= Recorded data =
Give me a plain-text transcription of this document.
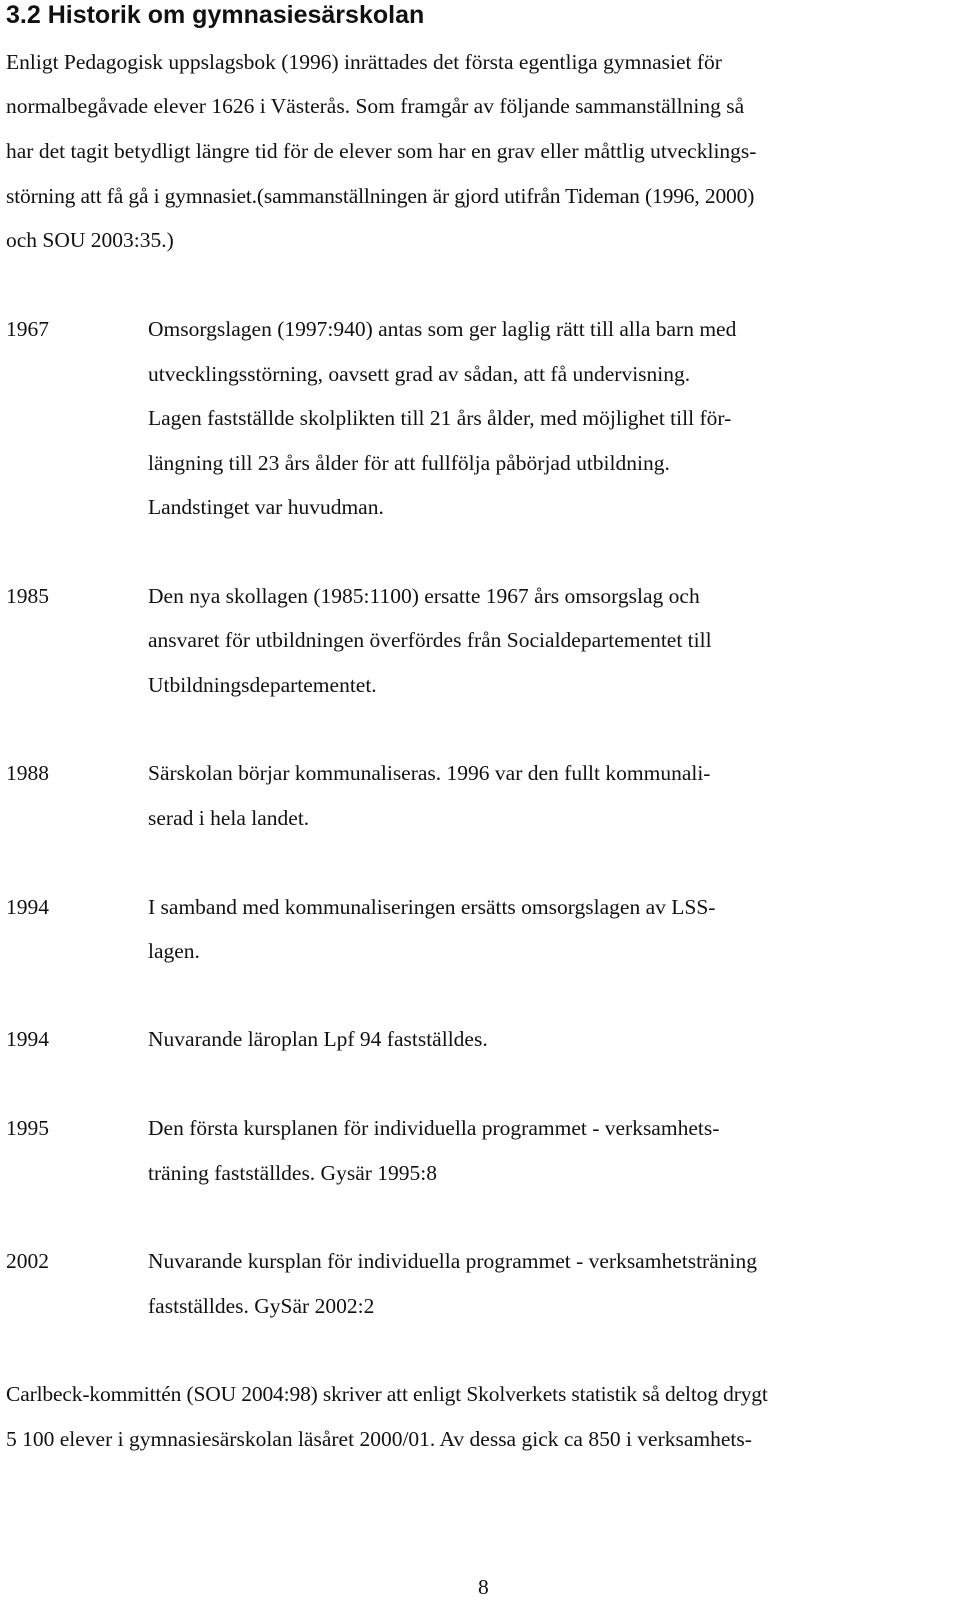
3.2 Historik om gymnasiesärskolan

Enligt Pedagogisk uppslagsbok (1996) inrättades det första egentliga gymnasiet för

normalbegåvade elever 1626 i Västerås. Som framgår av följande sammanställning så

har det tagit betydligt längre tid för de elever som har en grav eller måttlig utvecklings-

störning att få gå i gymnasiet.(sammanställningen är gjord utifrån Tideman (1996, 2000)

och SOU 2003:35.)

1967	Omsorgslagen (1997:940) antas som ger laglig rätt till alla barn med

utvecklingsstörning, oavsett grad av sådan, att få undervisning.

Lagen fastställde skolplikten till 21 års ålder, med möjlighet till för-

längning till 23 års ålder för att fullfölja påbörjad utbildning.

Landstinget var huvudman.

1985	Den nya skollagen (1985:1100) ersatte 1967 års omsorgslag och

ansvaret för utbildningen överfördes från Socialdepartementet till

Utbildningsdepartementet.

1988	Särskolan börjar kommunaliseras. 1996 var den fullt kommunali-

serad i hela landet.

1994	I samband med kommunaliseringen ersätts omsorgslagen av LSS-

lagen.

1994	Nuvarande läroplan Lpf 94 fastställdes.

1995	Den första kursplanen för individuella programmet - verksamhets-

träning fastställdes. Gysär 1995:8

2002	Nuvarande kursplan för individuella programmet - verksamhetsträning

fastställdes. GySär 2002:2

Carlbeck-kommittén (SOU 2004:98) skriver att enligt Skolverkets statistik så deltog drygt

5 100 elever i gymnasiesärskolan läsåret 2000/01. Av dessa gick ca 850 i verksamhets-

8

= Exercise aim =
Every line is to be duplicated exactly, though pictures stay out.

= Response =
Give me a plain-text transcription of this document.
3.2 Historik om gymnasiesärskolan

Enligt Pedagogisk uppslagsbok (1996) inrättades det första egentliga gymnasiet för

normalbegåvade elever 1626 i Västerås. Som framgår av följande sammanställning så

har det tagit betydligt längre tid för de elever som har en grav eller måttlig utvecklings-

störning att få gå i gymnasiet.(sammanställningen är gjord utifrån Tideman (1996, 2000)

och SOU 2003:35.)

1967	Omsorgslagen (1997:940) antas som ger laglig rätt till alla barn med

utvecklingsstörning, oavsett grad av sådan, att få undervisning.

Lagen fastställde skolplikten till 21 års ålder, med möjlighet till för-

längning till 23 års ålder för att fullfölja påbörjad utbildning.

Landstinget var huvudman.

1985	Den nya skollagen (1985:1100) ersatte 1967 års omsorgslag och

ansvaret för utbildningen överfördes från Socialdepartementet till

Utbildningsdepartementet.

1988	Särskolan börjar kommunaliseras. 1996 var den fullt kommunali-

serad i hela landet.

1994	I samband med kommunaliseringen ersätts omsorgslagen av LSS-

lagen.

1994	Nuvarande läroplan Lpf 94 fastställdes.

1995	Den första kursplanen för individuella programmet - verksamhets-

träning fastställdes. Gysär 1995:8

2002	Nuvarande kursplan för individuella programmet - verksamhetsträning

fastställdes. GySär 2002:2

Carlbeck-kommittén (SOU 2004:98) skriver att enligt Skolverkets statistik så deltog drygt

5 100 elever i gymnasiesärskolan läsåret 2000/01. Av dessa gick ca 850 i verksamhets-

8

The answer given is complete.